# Your assignment
Go through the entries, filter for the word "cell", and copy every line that has it.

───── Excerpted records

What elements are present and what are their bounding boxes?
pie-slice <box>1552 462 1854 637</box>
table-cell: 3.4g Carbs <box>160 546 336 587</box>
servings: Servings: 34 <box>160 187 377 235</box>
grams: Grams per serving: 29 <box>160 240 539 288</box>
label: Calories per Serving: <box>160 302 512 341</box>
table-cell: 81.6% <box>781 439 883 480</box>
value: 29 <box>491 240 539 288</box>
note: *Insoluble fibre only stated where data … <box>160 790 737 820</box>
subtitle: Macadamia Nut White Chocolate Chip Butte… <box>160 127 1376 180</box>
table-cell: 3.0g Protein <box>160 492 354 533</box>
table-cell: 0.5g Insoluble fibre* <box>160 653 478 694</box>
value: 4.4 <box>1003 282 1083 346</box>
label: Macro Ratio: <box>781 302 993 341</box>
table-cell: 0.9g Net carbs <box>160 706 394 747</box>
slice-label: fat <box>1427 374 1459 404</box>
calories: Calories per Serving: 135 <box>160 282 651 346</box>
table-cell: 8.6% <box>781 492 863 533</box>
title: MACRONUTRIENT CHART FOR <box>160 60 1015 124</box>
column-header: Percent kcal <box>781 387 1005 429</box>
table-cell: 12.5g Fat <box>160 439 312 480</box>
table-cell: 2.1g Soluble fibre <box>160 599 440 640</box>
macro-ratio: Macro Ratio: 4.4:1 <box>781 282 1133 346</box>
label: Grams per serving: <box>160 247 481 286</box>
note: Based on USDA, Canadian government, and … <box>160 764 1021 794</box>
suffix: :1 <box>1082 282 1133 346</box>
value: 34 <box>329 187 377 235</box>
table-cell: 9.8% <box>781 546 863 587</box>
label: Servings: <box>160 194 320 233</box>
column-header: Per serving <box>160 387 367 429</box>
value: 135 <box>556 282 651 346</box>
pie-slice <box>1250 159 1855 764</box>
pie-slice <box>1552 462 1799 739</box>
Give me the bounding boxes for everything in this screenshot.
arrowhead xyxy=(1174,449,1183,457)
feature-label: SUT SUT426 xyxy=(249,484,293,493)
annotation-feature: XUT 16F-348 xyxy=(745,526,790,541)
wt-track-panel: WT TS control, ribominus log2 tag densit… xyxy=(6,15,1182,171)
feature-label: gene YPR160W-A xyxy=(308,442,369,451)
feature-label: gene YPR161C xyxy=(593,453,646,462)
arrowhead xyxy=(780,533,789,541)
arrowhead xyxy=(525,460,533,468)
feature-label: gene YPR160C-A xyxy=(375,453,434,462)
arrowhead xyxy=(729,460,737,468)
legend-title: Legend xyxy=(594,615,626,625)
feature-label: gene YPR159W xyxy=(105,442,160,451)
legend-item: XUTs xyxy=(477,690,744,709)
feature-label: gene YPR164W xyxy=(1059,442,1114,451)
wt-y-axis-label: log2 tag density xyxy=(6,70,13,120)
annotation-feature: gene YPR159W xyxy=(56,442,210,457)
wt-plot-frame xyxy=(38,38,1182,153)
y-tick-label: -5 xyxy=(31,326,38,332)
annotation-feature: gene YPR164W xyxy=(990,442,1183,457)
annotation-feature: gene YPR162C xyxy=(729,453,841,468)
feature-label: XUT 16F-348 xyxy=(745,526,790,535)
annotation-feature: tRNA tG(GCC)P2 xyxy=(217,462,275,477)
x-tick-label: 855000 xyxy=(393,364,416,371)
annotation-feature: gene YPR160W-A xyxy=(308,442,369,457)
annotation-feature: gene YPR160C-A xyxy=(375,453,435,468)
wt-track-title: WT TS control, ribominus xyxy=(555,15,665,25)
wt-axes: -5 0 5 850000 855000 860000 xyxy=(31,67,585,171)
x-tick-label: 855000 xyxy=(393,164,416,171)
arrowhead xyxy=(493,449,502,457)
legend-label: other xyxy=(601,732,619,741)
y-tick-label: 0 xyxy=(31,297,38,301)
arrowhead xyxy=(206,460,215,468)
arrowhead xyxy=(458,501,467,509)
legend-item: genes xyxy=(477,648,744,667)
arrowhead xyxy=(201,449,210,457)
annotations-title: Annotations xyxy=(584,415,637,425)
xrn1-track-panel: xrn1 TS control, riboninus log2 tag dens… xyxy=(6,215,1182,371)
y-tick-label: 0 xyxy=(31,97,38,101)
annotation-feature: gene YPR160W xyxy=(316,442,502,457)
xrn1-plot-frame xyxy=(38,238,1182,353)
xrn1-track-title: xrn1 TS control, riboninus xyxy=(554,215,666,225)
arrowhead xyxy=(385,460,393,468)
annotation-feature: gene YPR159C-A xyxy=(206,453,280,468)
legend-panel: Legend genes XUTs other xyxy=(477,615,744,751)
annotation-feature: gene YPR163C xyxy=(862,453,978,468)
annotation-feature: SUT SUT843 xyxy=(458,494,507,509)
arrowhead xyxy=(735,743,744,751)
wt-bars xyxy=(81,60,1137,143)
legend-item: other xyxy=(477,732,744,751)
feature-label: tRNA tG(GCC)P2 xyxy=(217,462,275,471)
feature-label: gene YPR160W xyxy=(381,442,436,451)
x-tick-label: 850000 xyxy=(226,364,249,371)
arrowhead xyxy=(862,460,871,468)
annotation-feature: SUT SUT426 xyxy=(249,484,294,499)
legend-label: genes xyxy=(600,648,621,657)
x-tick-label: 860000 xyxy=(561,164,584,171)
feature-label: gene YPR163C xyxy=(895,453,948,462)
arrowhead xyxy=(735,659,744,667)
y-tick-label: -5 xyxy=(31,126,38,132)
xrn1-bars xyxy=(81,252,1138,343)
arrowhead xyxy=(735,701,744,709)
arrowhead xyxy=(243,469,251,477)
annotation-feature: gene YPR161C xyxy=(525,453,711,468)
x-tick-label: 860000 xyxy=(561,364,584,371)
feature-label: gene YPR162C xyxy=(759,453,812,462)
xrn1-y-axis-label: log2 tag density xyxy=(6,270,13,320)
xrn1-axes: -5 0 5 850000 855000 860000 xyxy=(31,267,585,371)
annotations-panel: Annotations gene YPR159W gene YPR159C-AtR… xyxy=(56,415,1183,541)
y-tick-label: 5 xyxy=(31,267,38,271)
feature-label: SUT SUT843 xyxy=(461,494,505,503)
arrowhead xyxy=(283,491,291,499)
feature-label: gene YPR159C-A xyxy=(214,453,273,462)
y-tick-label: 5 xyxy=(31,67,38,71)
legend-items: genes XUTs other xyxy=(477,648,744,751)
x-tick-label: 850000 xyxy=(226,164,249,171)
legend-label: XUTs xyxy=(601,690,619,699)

──────────

# Answer to the problem
table-cell: 3.4g Carbs <box>160 546 336 587</box>
table-cell: 81.6% <box>781 439 883 480</box>
table-cell: 3.0g Protein <box>160 492 354 533</box>
table-cell: 0.5g Insoluble fibre* <box>160 653 478 694</box>
table-cell: 0.9g Net carbs <box>160 706 394 747</box>
table-cell: 8.6% <box>781 492 863 533</box>
table-cell: 12.5g Fat <box>160 439 312 480</box>
table-cell: 2.1g Soluble fibre <box>160 599 440 640</box>
table-cell: 9.8% <box>781 546 863 587</box>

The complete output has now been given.